PROBLEM DESCRIPTION
Copy out all lines where "colormap" appears.

Some records
[Start]
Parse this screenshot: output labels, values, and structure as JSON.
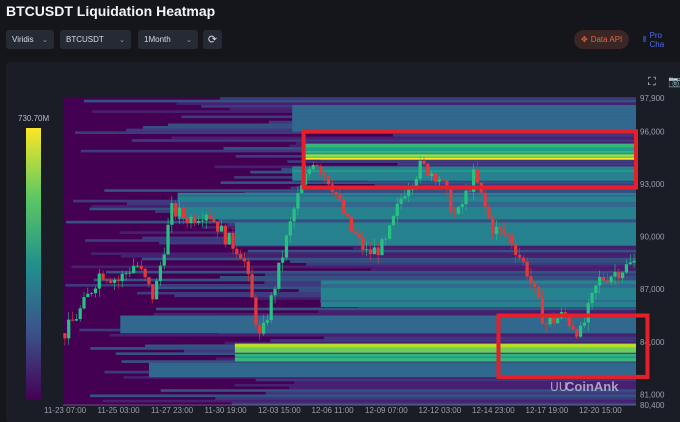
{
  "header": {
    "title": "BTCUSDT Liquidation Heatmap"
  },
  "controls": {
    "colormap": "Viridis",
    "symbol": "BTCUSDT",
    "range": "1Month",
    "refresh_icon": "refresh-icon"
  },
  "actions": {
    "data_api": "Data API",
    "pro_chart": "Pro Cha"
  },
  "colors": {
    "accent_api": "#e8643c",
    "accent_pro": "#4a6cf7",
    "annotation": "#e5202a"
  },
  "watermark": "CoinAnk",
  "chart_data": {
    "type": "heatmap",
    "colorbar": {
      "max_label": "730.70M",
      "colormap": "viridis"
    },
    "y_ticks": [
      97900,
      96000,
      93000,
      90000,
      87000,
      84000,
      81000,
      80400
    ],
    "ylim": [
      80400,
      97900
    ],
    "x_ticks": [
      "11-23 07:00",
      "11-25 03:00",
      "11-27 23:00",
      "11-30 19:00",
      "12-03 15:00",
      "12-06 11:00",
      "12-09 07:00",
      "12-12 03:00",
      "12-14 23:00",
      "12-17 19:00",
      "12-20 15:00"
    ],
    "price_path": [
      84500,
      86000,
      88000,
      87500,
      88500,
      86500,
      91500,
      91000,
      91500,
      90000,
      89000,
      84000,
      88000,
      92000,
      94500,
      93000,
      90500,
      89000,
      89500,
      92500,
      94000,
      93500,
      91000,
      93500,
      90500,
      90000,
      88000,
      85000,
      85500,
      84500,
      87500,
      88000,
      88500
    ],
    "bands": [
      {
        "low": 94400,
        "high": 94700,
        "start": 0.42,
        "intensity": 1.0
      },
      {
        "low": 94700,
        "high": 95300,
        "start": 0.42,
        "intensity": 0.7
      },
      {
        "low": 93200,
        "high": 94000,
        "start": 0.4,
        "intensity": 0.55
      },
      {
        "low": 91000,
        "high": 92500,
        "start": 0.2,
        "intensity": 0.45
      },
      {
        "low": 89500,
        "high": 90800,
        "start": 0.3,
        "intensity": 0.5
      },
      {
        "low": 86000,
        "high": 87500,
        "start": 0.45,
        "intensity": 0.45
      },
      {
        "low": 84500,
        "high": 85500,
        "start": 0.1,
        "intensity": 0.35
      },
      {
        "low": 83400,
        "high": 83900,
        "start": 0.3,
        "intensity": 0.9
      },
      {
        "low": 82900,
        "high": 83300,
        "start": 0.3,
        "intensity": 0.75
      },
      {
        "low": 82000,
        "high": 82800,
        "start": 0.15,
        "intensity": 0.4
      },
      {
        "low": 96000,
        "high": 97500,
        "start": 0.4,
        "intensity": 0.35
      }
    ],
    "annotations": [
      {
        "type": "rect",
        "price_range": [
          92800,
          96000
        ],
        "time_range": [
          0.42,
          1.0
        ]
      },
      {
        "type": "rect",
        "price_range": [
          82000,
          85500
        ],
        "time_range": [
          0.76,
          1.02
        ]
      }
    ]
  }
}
[End]
[Start]
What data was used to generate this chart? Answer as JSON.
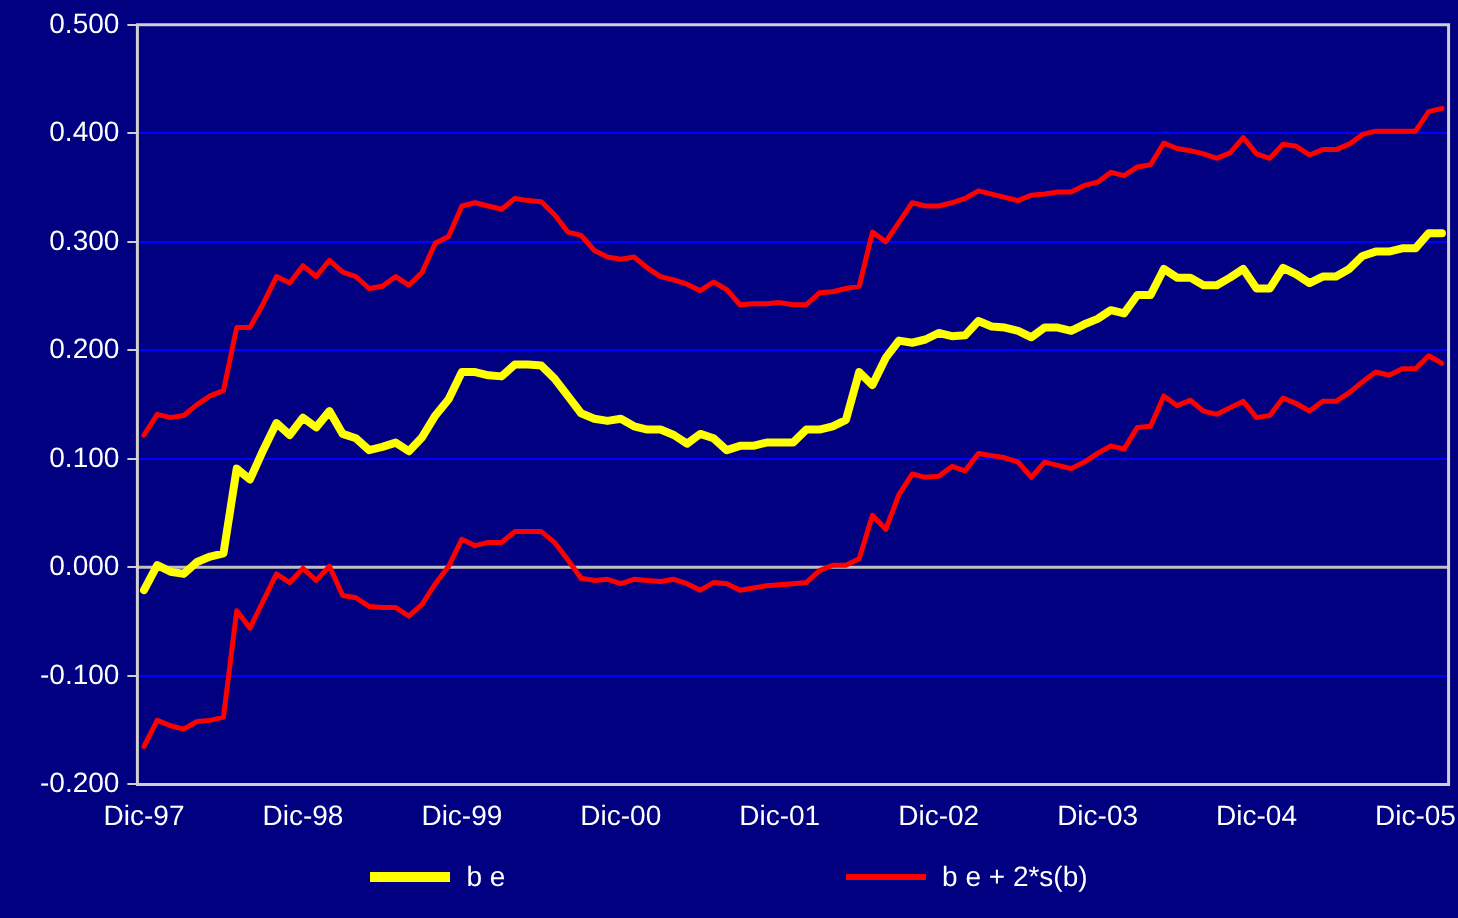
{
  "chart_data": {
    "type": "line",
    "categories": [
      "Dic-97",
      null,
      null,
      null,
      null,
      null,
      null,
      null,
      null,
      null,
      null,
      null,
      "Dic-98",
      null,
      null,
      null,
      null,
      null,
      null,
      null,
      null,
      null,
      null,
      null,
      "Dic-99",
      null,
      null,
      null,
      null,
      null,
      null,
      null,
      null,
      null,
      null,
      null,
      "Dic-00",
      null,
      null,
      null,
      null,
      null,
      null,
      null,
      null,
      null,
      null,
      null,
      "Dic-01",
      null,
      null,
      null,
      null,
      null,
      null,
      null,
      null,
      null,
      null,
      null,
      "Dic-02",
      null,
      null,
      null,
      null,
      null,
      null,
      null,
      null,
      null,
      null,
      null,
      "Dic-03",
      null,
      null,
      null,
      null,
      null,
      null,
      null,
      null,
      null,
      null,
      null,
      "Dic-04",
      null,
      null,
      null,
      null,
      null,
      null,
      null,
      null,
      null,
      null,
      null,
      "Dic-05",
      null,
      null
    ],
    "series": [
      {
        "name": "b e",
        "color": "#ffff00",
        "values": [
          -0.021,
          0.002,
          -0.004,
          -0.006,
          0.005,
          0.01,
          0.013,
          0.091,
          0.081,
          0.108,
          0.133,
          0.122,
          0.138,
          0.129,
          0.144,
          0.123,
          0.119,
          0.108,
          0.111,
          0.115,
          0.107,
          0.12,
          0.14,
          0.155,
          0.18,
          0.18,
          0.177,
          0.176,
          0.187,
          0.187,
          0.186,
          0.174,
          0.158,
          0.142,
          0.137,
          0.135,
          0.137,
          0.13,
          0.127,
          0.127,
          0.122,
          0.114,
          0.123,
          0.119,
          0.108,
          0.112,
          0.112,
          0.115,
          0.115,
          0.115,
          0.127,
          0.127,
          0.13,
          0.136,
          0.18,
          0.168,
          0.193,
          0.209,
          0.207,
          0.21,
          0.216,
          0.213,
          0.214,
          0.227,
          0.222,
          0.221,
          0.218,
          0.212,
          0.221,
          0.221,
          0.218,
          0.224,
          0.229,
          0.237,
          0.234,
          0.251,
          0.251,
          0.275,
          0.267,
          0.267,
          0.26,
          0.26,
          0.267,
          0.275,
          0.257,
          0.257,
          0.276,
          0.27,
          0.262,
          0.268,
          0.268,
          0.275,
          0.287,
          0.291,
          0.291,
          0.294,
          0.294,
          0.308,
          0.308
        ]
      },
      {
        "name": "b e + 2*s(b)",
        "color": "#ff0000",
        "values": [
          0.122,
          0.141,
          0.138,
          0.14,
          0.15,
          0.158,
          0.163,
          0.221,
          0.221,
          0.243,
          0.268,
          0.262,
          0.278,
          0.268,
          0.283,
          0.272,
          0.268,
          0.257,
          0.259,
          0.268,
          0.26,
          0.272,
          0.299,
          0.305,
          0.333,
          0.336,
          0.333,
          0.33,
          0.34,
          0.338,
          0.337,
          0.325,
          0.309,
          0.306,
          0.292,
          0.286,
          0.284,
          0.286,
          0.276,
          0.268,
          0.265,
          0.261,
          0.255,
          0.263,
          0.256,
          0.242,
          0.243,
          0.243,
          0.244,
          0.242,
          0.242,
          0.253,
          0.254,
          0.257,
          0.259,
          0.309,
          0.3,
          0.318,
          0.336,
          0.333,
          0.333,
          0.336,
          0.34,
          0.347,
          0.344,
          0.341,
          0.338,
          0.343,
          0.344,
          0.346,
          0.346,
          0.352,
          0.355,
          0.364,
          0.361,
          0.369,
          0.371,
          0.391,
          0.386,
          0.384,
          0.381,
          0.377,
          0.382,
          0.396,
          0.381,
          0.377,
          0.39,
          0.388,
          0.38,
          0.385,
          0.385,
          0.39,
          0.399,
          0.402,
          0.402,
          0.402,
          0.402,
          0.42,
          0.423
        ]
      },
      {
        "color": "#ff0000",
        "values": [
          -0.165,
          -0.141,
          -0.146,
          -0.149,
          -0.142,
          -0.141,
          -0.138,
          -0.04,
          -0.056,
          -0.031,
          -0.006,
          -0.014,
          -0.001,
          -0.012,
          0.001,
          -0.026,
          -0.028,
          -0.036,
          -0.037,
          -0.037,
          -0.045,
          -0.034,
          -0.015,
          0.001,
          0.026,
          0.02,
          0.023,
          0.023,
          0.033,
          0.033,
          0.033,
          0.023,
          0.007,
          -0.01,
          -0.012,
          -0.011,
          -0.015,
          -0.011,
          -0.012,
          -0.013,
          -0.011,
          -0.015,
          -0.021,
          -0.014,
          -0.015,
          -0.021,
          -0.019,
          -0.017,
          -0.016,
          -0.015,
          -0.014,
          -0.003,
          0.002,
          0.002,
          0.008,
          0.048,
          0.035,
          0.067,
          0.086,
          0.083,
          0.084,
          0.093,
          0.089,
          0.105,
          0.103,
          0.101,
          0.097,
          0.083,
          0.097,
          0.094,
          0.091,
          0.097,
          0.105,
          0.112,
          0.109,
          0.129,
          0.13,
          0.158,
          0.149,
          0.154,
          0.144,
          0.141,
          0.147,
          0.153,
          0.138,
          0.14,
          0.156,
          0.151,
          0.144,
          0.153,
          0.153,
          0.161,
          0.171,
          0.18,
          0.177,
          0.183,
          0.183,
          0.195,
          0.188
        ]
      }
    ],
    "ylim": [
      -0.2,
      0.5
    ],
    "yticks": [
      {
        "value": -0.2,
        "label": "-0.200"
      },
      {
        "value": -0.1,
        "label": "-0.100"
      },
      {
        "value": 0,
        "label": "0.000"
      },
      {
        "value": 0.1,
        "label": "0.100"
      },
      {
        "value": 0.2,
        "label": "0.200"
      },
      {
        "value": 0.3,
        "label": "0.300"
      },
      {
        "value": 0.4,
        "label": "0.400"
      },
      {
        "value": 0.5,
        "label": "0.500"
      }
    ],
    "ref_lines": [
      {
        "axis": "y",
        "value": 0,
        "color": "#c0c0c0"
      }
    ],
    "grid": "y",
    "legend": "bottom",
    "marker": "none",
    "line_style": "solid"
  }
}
[End]
SOLVED EXERCISE
    "colormap": "Viridis",
      "colormap": "viridis"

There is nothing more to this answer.